## REQUIRED TASK
Every line holding the string "this" should be gathered.

— start of SUPPLIED DATA —

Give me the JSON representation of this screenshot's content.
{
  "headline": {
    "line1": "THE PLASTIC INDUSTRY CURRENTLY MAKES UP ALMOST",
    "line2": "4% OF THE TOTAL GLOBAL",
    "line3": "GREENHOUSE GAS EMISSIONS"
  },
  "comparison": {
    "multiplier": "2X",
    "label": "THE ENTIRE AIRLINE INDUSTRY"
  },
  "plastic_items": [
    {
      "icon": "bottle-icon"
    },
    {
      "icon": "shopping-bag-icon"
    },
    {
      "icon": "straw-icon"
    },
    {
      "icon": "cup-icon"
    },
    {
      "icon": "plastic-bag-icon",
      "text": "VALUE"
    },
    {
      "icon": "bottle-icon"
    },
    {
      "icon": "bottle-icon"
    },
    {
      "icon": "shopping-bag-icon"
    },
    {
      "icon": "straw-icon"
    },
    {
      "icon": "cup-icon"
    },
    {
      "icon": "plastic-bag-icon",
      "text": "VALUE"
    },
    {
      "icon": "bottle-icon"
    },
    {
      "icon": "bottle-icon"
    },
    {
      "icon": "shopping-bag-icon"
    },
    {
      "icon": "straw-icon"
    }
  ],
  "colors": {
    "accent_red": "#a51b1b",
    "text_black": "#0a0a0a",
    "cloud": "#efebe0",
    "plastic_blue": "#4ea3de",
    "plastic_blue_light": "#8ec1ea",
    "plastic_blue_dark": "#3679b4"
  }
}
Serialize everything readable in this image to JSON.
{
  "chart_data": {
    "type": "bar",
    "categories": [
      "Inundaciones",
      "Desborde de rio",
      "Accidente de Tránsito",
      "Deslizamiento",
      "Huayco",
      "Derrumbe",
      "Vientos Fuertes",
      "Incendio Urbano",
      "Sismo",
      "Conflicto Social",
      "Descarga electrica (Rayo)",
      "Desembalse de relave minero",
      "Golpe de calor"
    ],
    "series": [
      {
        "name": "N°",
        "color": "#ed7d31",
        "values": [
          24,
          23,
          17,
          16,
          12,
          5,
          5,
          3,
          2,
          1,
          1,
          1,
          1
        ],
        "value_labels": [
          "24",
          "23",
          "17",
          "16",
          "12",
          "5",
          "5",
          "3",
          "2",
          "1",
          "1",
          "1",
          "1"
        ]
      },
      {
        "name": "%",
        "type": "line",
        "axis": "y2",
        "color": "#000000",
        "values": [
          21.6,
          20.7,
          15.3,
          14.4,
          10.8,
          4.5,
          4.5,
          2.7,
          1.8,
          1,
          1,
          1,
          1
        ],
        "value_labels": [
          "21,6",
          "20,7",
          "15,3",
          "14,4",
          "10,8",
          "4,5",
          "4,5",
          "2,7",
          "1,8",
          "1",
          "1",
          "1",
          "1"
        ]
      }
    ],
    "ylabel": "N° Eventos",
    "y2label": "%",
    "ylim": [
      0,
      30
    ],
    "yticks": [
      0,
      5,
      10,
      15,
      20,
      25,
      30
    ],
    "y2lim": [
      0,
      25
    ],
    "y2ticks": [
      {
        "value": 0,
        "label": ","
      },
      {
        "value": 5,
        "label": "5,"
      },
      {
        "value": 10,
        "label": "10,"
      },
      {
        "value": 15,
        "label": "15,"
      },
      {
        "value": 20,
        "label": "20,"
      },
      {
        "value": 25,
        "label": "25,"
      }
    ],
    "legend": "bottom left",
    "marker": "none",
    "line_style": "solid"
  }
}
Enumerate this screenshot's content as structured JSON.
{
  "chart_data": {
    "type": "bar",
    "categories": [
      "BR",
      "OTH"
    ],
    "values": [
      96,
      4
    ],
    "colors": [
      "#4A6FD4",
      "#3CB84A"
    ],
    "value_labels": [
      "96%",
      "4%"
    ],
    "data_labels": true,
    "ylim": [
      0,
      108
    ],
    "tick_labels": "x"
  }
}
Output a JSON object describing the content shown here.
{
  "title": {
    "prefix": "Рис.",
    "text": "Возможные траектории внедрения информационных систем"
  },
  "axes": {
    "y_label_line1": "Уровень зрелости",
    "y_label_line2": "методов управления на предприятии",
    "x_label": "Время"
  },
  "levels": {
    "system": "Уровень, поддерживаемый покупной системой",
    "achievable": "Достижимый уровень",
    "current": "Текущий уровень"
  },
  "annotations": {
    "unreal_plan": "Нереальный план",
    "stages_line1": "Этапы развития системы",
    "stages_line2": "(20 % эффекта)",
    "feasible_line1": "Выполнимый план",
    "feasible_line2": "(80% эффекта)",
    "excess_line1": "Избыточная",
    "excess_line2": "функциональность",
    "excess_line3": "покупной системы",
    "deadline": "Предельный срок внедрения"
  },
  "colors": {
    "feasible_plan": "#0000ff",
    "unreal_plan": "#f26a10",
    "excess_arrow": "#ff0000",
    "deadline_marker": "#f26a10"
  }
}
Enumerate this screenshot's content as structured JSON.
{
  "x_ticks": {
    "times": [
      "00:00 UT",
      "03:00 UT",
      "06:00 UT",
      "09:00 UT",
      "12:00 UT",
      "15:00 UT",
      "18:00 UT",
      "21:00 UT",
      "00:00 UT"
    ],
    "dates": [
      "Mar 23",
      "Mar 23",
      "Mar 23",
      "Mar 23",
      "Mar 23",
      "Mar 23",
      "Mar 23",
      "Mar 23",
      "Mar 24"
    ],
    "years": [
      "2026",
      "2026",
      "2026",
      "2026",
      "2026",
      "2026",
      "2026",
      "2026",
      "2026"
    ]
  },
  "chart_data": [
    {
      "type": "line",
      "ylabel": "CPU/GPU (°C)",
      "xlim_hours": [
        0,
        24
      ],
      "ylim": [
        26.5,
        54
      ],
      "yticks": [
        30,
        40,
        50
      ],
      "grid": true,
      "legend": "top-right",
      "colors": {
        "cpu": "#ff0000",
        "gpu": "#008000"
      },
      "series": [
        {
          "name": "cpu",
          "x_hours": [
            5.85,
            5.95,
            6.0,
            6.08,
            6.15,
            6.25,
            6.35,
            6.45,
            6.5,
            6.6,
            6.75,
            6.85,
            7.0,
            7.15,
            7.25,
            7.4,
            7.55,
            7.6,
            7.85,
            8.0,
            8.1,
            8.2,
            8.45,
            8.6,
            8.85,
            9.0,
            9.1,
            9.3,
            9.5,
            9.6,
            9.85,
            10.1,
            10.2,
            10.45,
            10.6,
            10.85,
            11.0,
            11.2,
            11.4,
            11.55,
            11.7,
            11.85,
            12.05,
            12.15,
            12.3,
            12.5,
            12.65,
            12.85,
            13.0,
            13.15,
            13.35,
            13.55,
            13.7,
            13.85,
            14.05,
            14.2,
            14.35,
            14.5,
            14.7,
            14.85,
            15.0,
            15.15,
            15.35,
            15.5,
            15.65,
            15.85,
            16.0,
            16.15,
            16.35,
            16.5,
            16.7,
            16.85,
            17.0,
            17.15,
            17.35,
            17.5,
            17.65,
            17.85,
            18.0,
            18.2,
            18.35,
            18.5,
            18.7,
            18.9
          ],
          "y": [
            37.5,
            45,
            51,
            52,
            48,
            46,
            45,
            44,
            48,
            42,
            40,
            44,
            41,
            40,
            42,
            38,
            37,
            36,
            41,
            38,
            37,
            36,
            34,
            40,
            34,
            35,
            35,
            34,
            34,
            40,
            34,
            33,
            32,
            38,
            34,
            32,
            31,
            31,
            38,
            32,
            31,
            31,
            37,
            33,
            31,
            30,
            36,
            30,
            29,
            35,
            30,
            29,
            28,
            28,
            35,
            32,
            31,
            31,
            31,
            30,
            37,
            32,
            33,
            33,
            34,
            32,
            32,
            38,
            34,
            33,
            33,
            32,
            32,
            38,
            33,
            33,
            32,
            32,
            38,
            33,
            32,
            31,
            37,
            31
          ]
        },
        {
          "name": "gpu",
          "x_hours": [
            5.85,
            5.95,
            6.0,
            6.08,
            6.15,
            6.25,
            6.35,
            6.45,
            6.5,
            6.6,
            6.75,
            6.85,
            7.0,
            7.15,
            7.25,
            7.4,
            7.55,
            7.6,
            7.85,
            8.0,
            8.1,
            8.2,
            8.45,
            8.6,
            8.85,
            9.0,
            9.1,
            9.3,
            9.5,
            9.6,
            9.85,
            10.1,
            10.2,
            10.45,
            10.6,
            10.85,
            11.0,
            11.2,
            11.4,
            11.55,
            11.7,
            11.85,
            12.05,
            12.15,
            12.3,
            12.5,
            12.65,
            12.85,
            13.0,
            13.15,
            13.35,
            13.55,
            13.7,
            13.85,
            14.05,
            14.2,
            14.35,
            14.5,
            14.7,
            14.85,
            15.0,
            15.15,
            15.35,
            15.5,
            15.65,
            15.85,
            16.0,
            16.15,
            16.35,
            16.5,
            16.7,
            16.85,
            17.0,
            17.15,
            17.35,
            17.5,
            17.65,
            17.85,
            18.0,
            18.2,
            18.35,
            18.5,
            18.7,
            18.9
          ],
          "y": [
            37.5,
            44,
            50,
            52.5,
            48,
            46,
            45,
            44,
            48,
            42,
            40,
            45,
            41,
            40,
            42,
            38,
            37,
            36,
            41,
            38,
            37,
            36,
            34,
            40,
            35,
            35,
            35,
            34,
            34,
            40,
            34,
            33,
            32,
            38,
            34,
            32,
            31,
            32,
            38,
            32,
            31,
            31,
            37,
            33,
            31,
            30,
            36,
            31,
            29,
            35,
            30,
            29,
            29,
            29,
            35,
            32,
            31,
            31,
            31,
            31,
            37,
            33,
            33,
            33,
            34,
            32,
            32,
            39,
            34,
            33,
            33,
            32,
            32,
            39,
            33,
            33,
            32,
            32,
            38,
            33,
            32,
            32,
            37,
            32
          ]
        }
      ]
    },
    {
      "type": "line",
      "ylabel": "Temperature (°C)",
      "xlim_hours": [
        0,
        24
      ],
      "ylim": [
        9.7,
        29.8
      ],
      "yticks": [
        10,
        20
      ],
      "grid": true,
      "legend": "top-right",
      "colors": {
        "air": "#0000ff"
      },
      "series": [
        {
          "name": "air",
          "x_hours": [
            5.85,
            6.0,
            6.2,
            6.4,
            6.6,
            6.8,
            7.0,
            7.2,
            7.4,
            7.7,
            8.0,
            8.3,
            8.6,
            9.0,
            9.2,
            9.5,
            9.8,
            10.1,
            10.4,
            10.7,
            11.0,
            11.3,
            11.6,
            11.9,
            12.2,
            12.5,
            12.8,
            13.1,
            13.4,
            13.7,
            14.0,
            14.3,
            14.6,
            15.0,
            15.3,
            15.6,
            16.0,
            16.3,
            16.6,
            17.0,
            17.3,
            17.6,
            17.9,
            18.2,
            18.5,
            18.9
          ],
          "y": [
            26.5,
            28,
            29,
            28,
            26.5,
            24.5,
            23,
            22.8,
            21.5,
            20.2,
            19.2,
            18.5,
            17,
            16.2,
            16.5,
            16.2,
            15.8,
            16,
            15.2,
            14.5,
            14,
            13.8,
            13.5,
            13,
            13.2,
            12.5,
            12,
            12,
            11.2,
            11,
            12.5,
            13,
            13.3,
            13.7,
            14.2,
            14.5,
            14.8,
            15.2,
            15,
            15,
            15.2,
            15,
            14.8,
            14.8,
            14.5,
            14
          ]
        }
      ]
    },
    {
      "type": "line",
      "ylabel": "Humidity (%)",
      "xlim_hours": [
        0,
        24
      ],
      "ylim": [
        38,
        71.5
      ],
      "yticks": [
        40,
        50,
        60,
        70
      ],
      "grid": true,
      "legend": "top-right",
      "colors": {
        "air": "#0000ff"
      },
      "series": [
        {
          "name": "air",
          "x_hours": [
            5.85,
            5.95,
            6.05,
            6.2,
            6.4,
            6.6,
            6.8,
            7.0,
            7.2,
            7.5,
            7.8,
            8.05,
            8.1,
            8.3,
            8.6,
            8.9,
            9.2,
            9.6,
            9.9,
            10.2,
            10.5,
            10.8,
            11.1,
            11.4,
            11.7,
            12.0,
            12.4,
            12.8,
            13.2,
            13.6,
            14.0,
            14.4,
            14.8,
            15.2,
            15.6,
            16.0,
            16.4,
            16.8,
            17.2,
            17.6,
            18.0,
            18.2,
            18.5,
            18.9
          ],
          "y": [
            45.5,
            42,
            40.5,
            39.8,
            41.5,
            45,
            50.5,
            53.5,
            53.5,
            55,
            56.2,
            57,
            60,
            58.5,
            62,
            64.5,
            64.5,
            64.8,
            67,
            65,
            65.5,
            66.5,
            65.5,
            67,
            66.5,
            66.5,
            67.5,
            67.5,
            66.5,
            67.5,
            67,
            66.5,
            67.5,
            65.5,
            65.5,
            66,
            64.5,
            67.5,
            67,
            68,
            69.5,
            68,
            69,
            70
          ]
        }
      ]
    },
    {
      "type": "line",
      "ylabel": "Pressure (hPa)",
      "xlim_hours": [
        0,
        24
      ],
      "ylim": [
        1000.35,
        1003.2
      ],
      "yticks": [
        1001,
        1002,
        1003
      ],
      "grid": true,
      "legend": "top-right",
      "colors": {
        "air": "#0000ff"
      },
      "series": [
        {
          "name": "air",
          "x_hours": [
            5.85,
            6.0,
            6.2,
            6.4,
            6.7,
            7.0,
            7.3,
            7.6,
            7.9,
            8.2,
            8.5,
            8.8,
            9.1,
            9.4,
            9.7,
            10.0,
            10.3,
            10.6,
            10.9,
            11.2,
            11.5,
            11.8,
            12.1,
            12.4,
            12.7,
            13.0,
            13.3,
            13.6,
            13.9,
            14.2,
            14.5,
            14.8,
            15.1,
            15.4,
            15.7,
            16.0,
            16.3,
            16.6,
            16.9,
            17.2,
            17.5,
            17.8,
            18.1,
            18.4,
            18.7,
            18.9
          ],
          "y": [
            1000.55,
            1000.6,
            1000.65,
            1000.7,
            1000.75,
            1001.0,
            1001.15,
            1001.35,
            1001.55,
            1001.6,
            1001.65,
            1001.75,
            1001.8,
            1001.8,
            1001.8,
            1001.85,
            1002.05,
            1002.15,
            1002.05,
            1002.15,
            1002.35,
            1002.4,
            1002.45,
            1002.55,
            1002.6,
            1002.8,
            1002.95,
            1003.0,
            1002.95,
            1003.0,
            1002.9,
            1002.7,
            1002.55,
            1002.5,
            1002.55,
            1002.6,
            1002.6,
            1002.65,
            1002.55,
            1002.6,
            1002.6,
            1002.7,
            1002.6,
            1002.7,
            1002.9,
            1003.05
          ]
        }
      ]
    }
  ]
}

— end of SUPPLIED DATA —

## FULL ANSWER
Give me the JSON representation of this screenshot's content.
Serialize everything readable in this image to JSON.
Enumerate this screenshot's content as structured JSON.
Enumerate this screenshot's content as structured JSON.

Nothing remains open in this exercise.